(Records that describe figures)
— Start —
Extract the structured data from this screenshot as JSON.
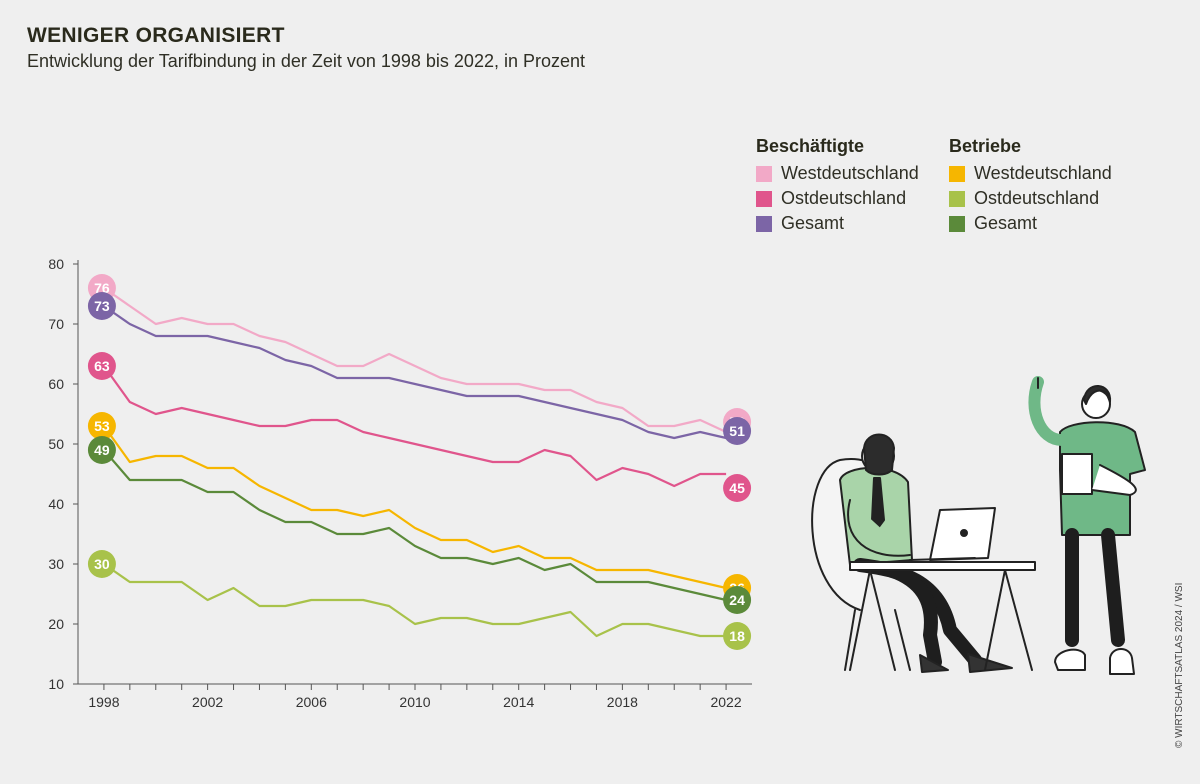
{
  "header": {
    "title": "WENIGER ORGANISIERT",
    "subtitle": "Entwicklung der Tarifbindung in der Zeit von 1998 bis 2022, in Prozent"
  },
  "legend": {
    "group1_title": "Beschäftigte",
    "group2_title": "Betriebe"
  },
  "copyright": "© WIRTSCHAFTSATLAS 2024 / WSI",
  "chart_data": {
    "type": "line",
    "title": "WENIGER ORGANISIERT",
    "subtitle": "Entwicklung der Tarifbindung in der Zeit von 1998 bis 2022, in Prozent",
    "xlabel": "",
    "ylabel": "",
    "ylim": [
      10,
      80
    ],
    "yticks": [
      10,
      20,
      30,
      40,
      50,
      60,
      70,
      80
    ],
    "xticks": [
      1998,
      2002,
      2006,
      2010,
      2014,
      2018,
      2022
    ],
    "grid": false,
    "legend_position": "top-right",
    "x": [
      1998,
      1999,
      2000,
      2001,
      2002,
      2003,
      2004,
      2005,
      2006,
      2007,
      2008,
      2009,
      2010,
      2011,
      2012,
      2013,
      2014,
      2015,
      2016,
      2017,
      2018,
      2019,
      2020,
      2021,
      2022
    ],
    "series": [
      {
        "name": "Westdeutschland",
        "group": "Beschäftigte",
        "color": "#f2a9c7",
        "values": [
          76,
          73,
          70,
          71,
          70,
          70,
          68,
          67,
          65,
          63,
          63,
          65,
          63,
          61,
          60,
          60,
          60,
          59,
          59,
          57,
          56,
          53,
          53,
          54,
          52
        ],
        "start_label": "76",
        "end_label": "52"
      },
      {
        "name": "Ostdeutschland",
        "group": "Beschäftigte",
        "color": "#e0558c",
        "values": [
          63,
          57,
          55,
          56,
          55,
          54,
          53,
          53,
          54,
          54,
          52,
          51,
          50,
          49,
          48,
          47,
          47,
          49,
          48,
          44,
          46,
          45,
          43,
          45,
          45
        ],
        "start_label": "63",
        "end_label": "45"
      },
      {
        "name": "Gesamt",
        "group": "Beschäftigte",
        "color": "#7c65a6",
        "values": [
          73,
          70,
          68,
          68,
          68,
          67,
          66,
          64,
          63,
          61,
          61,
          61,
          60,
          59,
          58,
          58,
          58,
          57,
          56,
          55,
          54,
          52,
          51,
          52,
          51
        ],
        "start_label": "73",
        "end_label": "51"
      },
      {
        "name": "Westdeutschland",
        "group": "Betriebe",
        "color": "#f6b600",
        "values": [
          53,
          47,
          48,
          48,
          46,
          46,
          43,
          41,
          39,
          39,
          38,
          39,
          36,
          34,
          34,
          32,
          33,
          31,
          31,
          29,
          29,
          29,
          28,
          27,
          26
        ],
        "start_label": "53",
        "end_label": "26"
      },
      {
        "name": "Ostdeutschland",
        "group": "Betriebe",
        "color": "#a8c24a",
        "values": [
          30,
          27,
          27,
          27,
          24,
          26,
          23,
          23,
          24,
          24,
          24,
          23,
          20,
          21,
          21,
          20,
          20,
          21,
          22,
          18,
          20,
          20,
          19,
          18,
          18
        ],
        "start_label": "30",
        "end_label": "18"
      },
      {
        "name": "Gesamt",
        "group": "Betriebe",
        "color": "#5b8a3a",
        "values": [
          49,
          44,
          44,
          44,
          42,
          42,
          39,
          37,
          37,
          35,
          35,
          36,
          33,
          31,
          31,
          30,
          31,
          29,
          30,
          27,
          27,
          27,
          26,
          25,
          24
        ],
        "start_label": "49",
        "end_label": "24"
      }
    ]
  }
}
— End —
Direction.
Make an exact copy of all entries above, dropping the images.

Task response.
Extract the structured data from this screenshot as JSON.
{
  "header": {
    "title": "WENIGER ORGANISIERT",
    "subtitle": "Entwicklung der Tarifbindung in der Zeit von 1998 bis 2022, in Prozent"
  },
  "legend": {
    "group1_title": "Beschäftigte",
    "group2_title": "Betriebe"
  },
  "copyright": "© WIRTSCHAFTSATLAS 2024 / WSI",
  "chart_data": {
    "type": "line",
    "title": "WENIGER ORGANISIERT",
    "subtitle": "Entwicklung der Tarifbindung in der Zeit von 1998 bis 2022, in Prozent",
    "xlabel": "",
    "ylabel": "",
    "ylim": [
      10,
      80
    ],
    "yticks": [
      10,
      20,
      30,
      40,
      50,
      60,
      70,
      80
    ],
    "xticks": [
      1998,
      2002,
      2006,
      2010,
      2014,
      2018,
      2022
    ],
    "grid": false,
    "legend_position": "top-right",
    "x": [
      1998,
      1999,
      2000,
      2001,
      2002,
      2003,
      2004,
      2005,
      2006,
      2007,
      2008,
      2009,
      2010,
      2011,
      2012,
      2013,
      2014,
      2015,
      2016,
      2017,
      2018,
      2019,
      2020,
      2021,
      2022
    ],
    "series": [
      {
        "name": "Westdeutschland",
        "group": "Beschäftigte",
        "color": "#f2a9c7",
        "values": [
          76,
          73,
          70,
          71,
          70,
          70,
          68,
          67,
          65,
          63,
          63,
          65,
          63,
          61,
          60,
          60,
          60,
          59,
          59,
          57,
          56,
          53,
          53,
          54,
          52
        ],
        "start_label": "76",
        "end_label": "52"
      },
      {
        "name": "Ostdeutschland",
        "group": "Beschäftigte",
        "color": "#e0558c",
        "values": [
          63,
          57,
          55,
          56,
          55,
          54,
          53,
          53,
          54,
          54,
          52,
          51,
          50,
          49,
          48,
          47,
          47,
          49,
          48,
          44,
          46,
          45,
          43,
          45,
          45
        ],
        "start_label": "63",
        "end_label": "45"
      },
      {
        "name": "Gesamt",
        "group": "Beschäftigte",
        "color": "#7c65a6",
        "values": [
          73,
          70,
          68,
          68,
          68,
          67,
          66,
          64,
          63,
          61,
          61,
          61,
          60,
          59,
          58,
          58,
          58,
          57,
          56,
          55,
          54,
          52,
          51,
          52,
          51
        ],
        "start_label": "73",
        "end_label": "51"
      },
      {
        "name": "Westdeutschland",
        "group": "Betriebe",
        "color": "#f6b600",
        "values": [
          53,
          47,
          48,
          48,
          46,
          46,
          43,
          41,
          39,
          39,
          38,
          39,
          36,
          34,
          34,
          32,
          33,
          31,
          31,
          29,
          29,
          29,
          28,
          27,
          26
        ],
        "start_label": "53",
        "end_label": "26"
      },
      {
        "name": "Ostdeutschland",
        "group": "Betriebe",
        "color": "#a8c24a",
        "values": [
          30,
          27,
          27,
          27,
          24,
          26,
          23,
          23,
          24,
          24,
          24,
          23,
          20,
          21,
          21,
          20,
          20,
          21,
          22,
          18,
          20,
          20,
          19,
          18,
          18
        ],
        "start_label": "30",
        "end_label": "18"
      },
      {
        "name": "Gesamt",
        "group": "Betriebe",
        "color": "#5b8a3a",
        "values": [
          49,
          44,
          44,
          44,
          42,
          42,
          39,
          37,
          37,
          35,
          35,
          36,
          33,
          31,
          31,
          30,
          31,
          29,
          30,
          27,
          27,
          27,
          26,
          25,
          24
        ],
        "start_label": "49",
        "end_label": "24"
      }
    ]
  }
}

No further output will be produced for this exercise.